> [AIM OF THE EXERCISE]
Report the number of lines where the string "pembentukan" occurs, and write nothing else.

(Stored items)
□ □ □ □ □

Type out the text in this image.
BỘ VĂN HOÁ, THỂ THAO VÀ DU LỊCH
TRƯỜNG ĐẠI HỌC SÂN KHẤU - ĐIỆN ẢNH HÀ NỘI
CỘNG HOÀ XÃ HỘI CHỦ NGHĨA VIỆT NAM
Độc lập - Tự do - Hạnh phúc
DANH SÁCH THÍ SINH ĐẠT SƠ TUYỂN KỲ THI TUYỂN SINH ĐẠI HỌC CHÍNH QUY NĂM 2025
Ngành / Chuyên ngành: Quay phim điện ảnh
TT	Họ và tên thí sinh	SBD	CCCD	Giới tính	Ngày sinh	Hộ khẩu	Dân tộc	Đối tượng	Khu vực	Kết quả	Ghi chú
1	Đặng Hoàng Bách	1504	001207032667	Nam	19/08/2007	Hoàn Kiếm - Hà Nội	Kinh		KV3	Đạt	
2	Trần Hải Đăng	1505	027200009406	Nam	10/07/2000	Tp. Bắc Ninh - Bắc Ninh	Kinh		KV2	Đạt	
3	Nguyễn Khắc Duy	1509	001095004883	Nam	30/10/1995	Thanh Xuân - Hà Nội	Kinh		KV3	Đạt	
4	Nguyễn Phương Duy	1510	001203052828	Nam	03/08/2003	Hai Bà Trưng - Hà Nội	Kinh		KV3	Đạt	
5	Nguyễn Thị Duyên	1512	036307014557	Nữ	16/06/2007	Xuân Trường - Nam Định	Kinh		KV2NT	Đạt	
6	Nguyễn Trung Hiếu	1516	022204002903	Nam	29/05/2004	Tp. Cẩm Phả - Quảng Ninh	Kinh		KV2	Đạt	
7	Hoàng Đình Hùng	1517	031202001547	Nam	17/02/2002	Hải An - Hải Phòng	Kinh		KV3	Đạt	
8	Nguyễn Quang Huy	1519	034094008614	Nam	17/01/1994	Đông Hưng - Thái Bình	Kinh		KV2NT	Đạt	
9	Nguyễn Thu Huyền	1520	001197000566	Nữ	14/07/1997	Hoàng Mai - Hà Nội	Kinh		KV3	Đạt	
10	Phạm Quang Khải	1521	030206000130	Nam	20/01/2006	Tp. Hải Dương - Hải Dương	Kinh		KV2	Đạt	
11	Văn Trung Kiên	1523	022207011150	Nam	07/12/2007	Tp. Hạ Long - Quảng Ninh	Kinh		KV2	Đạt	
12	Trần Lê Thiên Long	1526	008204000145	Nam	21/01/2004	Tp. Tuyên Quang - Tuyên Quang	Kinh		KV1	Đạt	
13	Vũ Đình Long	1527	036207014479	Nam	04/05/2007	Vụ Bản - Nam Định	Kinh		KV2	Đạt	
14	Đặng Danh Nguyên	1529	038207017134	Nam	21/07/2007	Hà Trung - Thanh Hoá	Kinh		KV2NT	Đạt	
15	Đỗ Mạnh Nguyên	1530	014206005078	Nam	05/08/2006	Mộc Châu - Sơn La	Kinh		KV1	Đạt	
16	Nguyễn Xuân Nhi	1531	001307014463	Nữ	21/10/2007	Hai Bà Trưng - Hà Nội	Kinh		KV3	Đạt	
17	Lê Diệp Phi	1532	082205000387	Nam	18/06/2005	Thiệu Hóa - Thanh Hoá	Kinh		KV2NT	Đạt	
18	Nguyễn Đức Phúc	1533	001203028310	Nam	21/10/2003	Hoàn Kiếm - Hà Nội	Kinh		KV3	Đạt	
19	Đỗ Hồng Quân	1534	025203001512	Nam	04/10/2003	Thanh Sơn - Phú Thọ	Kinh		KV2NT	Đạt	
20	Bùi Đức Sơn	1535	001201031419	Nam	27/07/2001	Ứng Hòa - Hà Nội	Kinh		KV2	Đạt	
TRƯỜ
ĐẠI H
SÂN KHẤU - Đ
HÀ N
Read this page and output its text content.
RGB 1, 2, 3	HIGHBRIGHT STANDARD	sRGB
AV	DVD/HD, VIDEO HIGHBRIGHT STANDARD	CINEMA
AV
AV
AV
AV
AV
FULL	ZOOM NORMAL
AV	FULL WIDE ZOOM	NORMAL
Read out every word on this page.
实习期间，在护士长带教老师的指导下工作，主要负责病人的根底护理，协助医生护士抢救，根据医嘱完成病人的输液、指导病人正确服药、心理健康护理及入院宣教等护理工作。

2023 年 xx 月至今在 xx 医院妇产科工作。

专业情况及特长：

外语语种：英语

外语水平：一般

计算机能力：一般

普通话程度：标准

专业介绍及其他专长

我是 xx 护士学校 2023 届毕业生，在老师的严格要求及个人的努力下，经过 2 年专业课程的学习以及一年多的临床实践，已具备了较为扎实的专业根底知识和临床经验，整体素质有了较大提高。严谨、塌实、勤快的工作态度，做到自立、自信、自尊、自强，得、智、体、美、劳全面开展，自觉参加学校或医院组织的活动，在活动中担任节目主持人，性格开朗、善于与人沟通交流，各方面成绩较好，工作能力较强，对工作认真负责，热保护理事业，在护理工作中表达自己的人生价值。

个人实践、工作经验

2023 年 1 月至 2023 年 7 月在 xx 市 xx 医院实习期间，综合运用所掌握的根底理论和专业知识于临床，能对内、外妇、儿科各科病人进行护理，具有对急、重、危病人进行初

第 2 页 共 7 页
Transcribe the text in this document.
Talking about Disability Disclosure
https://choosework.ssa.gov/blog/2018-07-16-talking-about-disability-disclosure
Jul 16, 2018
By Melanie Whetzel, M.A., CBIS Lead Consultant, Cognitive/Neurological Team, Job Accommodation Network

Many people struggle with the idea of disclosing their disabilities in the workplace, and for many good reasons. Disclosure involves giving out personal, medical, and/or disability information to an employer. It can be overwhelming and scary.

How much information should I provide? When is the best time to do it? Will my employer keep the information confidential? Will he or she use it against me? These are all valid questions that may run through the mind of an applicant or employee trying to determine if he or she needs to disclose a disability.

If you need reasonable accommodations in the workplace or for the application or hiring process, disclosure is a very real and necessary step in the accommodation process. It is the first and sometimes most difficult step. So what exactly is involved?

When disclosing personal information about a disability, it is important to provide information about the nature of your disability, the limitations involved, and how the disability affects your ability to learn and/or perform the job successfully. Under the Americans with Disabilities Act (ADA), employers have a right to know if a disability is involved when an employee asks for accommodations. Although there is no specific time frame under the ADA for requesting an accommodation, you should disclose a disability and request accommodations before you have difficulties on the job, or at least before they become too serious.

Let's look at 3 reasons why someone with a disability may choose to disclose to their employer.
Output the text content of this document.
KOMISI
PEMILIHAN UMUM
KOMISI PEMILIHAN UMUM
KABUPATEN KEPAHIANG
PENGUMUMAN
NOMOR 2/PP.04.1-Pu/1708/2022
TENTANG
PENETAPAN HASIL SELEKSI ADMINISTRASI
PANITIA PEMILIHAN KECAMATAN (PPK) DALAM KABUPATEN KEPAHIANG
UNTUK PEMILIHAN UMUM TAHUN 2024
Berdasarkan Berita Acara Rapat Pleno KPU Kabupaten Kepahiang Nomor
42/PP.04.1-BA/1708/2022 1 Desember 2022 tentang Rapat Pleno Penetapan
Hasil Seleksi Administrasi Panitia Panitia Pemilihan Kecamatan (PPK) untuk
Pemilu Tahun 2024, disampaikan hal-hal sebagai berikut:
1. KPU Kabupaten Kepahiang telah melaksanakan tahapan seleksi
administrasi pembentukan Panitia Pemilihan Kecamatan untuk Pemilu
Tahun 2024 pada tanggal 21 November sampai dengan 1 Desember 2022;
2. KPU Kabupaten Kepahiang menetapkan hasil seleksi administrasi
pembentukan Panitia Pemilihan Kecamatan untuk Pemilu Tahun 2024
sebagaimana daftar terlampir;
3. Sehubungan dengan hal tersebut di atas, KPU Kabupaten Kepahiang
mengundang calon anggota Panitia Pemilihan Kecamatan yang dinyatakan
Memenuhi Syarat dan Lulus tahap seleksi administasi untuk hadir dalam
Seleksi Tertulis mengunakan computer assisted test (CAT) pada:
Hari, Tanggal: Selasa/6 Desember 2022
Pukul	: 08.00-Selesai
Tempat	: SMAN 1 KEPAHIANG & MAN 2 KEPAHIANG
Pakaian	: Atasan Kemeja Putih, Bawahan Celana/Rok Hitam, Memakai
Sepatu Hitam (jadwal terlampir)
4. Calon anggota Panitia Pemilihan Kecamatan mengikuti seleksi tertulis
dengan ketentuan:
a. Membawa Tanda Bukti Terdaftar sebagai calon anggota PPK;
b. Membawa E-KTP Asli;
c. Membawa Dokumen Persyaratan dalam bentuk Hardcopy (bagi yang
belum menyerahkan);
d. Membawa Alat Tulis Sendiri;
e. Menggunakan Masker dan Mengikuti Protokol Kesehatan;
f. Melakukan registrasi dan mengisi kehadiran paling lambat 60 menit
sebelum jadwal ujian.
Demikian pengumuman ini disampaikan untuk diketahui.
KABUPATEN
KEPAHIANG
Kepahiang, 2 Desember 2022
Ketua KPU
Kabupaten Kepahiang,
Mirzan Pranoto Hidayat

□ □ □ □ □

> [TASK RESULT]
2